----- The input

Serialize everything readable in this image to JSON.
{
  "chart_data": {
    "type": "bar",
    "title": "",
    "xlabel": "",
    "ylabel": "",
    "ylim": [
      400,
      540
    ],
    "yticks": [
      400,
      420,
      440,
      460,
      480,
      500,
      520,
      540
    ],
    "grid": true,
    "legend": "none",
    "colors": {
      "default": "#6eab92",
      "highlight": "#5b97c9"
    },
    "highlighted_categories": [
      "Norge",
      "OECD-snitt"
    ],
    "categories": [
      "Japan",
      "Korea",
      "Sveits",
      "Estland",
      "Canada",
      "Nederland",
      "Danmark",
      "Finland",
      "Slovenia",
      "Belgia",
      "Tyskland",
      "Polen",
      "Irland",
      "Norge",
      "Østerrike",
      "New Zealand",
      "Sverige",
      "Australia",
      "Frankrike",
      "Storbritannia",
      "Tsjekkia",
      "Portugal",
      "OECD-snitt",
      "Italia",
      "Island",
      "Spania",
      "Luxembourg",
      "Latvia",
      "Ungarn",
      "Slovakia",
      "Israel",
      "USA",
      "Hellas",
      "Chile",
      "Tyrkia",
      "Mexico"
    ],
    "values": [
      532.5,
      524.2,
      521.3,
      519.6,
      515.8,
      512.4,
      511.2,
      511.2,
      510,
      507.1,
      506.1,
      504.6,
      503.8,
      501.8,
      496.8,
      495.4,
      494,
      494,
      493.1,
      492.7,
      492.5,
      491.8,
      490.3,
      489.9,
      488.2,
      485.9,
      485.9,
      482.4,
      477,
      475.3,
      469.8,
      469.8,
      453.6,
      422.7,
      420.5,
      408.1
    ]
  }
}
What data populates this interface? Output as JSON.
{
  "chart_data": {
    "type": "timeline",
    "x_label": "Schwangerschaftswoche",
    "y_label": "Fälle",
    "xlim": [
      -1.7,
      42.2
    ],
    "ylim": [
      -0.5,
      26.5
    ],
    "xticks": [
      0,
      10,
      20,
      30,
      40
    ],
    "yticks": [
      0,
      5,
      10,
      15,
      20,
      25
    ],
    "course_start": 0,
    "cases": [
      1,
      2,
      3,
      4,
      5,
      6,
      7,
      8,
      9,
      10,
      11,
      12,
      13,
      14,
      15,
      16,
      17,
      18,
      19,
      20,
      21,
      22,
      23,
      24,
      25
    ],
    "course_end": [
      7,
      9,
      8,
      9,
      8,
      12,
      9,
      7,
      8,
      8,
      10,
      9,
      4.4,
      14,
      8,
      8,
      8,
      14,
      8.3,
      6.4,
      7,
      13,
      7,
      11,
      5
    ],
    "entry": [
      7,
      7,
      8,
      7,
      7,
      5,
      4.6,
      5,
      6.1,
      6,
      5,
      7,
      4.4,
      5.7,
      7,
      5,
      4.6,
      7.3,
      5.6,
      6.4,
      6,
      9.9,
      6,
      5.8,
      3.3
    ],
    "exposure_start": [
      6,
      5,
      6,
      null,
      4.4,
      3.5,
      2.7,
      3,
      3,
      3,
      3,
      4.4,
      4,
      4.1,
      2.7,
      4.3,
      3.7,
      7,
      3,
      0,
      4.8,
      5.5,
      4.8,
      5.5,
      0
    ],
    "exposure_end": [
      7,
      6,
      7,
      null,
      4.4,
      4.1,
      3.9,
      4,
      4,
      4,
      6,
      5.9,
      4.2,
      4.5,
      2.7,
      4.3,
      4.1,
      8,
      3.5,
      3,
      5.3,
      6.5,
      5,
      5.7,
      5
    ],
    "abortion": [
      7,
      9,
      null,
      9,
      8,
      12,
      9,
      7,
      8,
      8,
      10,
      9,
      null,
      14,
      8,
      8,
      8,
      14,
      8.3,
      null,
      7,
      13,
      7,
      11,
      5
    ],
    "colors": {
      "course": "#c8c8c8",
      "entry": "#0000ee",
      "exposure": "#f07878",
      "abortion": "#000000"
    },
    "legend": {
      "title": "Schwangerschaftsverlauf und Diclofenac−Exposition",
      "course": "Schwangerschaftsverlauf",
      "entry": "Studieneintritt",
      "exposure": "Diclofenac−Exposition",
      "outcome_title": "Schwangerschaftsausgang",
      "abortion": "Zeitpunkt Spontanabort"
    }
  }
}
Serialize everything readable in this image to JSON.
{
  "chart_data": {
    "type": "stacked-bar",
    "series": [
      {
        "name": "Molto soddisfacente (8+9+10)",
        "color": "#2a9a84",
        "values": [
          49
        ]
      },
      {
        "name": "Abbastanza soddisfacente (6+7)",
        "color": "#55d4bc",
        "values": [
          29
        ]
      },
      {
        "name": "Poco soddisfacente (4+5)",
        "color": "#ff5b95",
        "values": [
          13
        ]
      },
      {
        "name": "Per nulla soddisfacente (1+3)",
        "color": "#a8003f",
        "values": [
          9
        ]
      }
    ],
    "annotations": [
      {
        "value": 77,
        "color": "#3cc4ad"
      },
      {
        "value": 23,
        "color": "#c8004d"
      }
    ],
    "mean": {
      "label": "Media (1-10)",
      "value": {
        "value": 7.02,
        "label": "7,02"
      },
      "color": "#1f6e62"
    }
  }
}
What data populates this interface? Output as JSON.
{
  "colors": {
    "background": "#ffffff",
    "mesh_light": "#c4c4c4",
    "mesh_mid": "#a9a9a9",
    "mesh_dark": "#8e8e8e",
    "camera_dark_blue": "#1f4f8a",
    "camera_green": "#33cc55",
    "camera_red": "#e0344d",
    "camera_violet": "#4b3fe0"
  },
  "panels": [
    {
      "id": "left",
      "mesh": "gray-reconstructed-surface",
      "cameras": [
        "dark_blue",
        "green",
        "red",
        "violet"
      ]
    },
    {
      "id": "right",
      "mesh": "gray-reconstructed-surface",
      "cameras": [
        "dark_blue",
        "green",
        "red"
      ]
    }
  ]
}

----------

Exercise instructions:
Set down the entries verbatim, leaving none out.

Written reply:
Serialize everything readable in this image to JSON.
{
  "chart_data": {
    "type": "bar",
    "title": "",
    "xlabel": "",
    "ylabel": "",
    "ylim": [
      400,
      540
    ],
    "yticks": [
      400,
      420,
      440,
      460,
      480,
      500,
      520,
      540
    ],
    "grid": true,
    "legend": "none",
    "colors": {
      "default": "#6eab92",
      "highlight": "#5b97c9"
    },
    "highlighted_categories": [
      "Norge",
      "OECD-snitt"
    ],
    "categories": [
      "Japan",
      "Korea",
      "Sveits",
      "Estland",
      "Canada",
      "Nederland",
      "Danmark",
      "Finland",
      "Slovenia",
      "Belgia",
      "Tyskland",
      "Polen",
      "Irland",
      "Norge",
      "Østerrike",
      "New Zealand",
      "Sverige",
      "Australia",
      "Frankrike",
      "Storbritannia",
      "Tsjekkia",
      "Portugal",
      "OECD-snitt",
      "Italia",
      "Island",
      "Spania",
      "Luxembourg",
      "Latvia",
      "Ungarn",
      "Slovakia",
      "Israel",
      "USA",
      "Hellas",
      "Chile",
      "Tyrkia",
      "Mexico"
    ],
    "values": [
      532.5,
      524.2,
      521.3,
      519.6,
      515.8,
      512.4,
      511.2,
      511.2,
      510,
      507.1,
      506.1,
      504.6,
      503.8,
      501.8,
      496.8,
      495.4,
      494,
      494,
      493.1,
      492.7,
      492.5,
      491.8,
      490.3,
      489.9,
      488.2,
      485.9,
      485.9,
      482.4,
      477,
      475.3,
      469.8,
      469.8,
      453.6,
      422.7,
      420.5,
      408.1
    ]
  }
}
What data populates this interface? Output as JSON.
{
  "chart_data": {
    "type": "timeline",
    "x_label": "Schwangerschaftswoche",
    "y_label": "Fälle",
    "xlim": [
      -1.7,
      42.2
    ],
    "ylim": [
      -0.5,
      26.5
    ],
    "xticks": [
      0,
      10,
      20,
      30,
      40
    ],
    "yticks": [
      0,
      5,
      10,
      15,
      20,
      25
    ],
    "course_start": 0,
    "cases": [
      1,
      2,
      3,
      4,
      5,
      6,
      7,
      8,
      9,
      10,
      11,
      12,
      13,
      14,
      15,
      16,
      17,
      18,
      19,
      20,
      21,
      22,
      23,
      24,
      25
    ],
    "course_end": [
      7,
      9,
      8,
      9,
      8,
      12,
      9,
      7,
      8,
      8,
      10,
      9,
      4.4,
      14,
      8,
      8,
      8,
      14,
      8.3,
      6.4,
      7,
      13,
      7,
      11,
      5
    ],
    "entry": [
      7,
      7,
      8,
      7,
      7,
      5,
      4.6,
      5,
      6.1,
      6,
      5,
      7,
      4.4,
      5.7,
      7,
      5,
      4.6,
      7.3,
      5.6,
      6.4,
      6,
      9.9,
      6,
      5.8,
      3.3
    ],
    "exposure_start": [
      6,
      5,
      6,
      null,
      4.4,
      3.5,
      2.7,
      3,
      3,
      3,
      3,
      4.4,
      4,
      4.1,
      2.7,
      4.3,
      3.7,
      7,
      3,
      0,
      4.8,
      5.5,
      4.8,
      5.5,
      0
    ],
    "exposure_end": [
      7,
      6,
      7,
      null,
      4.4,
      4.1,
      3.9,
      4,
      4,
      4,
      6,
      5.9,
      4.2,
      4.5,
      2.7,
      4.3,
      4.1,
      8,
      3.5,
      3,
      5.3,
      6.5,
      5,
      5.7,
      5
    ],
    "abortion": [
      7,
      9,
      null,
      9,
      8,
      12,
      9,
      7,
      8,
      8,
      10,
      9,
      null,
      14,
      8,
      8,
      8,
      14,
      8.3,
      null,
      7,
      13,
      7,
      11,
      5
    ],
    "colors": {
      "course": "#c8c8c8",
      "entry": "#0000ee",
      "exposure": "#f07878",
      "abortion": "#000000"
    },
    "legend": {
      "title": "Schwangerschaftsverlauf und Diclofenac−Exposition",
      "course": "Schwangerschaftsverlauf",
      "entry": "Studieneintritt",
      "exposure": "Diclofenac−Exposition",
      "outcome_title": "Schwangerschaftsausgang",
      "abortion": "Zeitpunkt Spontanabort"
    }
  }
}
Serialize everything readable in this image to JSON.
{
  "chart_data": {
    "type": "stacked-bar",
    "series": [
      {
        "name": "Molto soddisfacente (8+9+10)",
        "color": "#2a9a84",
        "values": [
          49
        ]
      },
      {
        "name": "Abbastanza soddisfacente (6+7)",
        "color": "#55d4bc",
        "values": [
          29
        ]
      },
      {
        "name": "Poco soddisfacente (4+5)",
        "color": "#ff5b95",
        "values": [
          13
        ]
      },
      {
        "name": "Per nulla soddisfacente (1+3)",
        "color": "#a8003f",
        "values": [
          9
        ]
      }
    ],
    "annotations": [
      {
        "value": 77,
        "color": "#3cc4ad"
      },
      {
        "value": 23,
        "color": "#c8004d"
      }
    ],
    "mean": {
      "label": "Media (1-10)",
      "value": {
        "value": 7.02,
        "label": "7,02"
      },
      "color": "#1f6e62"
    }
  }
}
What data populates this interface? Output as JSON.
{
  "colors": {
    "background": "#ffffff",
    "mesh_light": "#c4c4c4",
    "mesh_mid": "#a9a9a9",
    "mesh_dark": "#8e8e8e",
    "camera_dark_blue": "#1f4f8a",
    "camera_green": "#33cc55",
    "camera_red": "#e0344d",
    "camera_violet": "#4b3fe0"
  },
  "panels": [
    {
      "id": "left",
      "mesh": "gray-reconstructed-surface",
      "cameras": [
        "dark_blue",
        "green",
        "red",
        "violet"
      ]
    },
    {
      "id": "right",
      "mesh": "gray-reconstructed-surface",
      "cameras": [
        "dark_blue",
        "green",
        "red"
      ]
    }
  ]
}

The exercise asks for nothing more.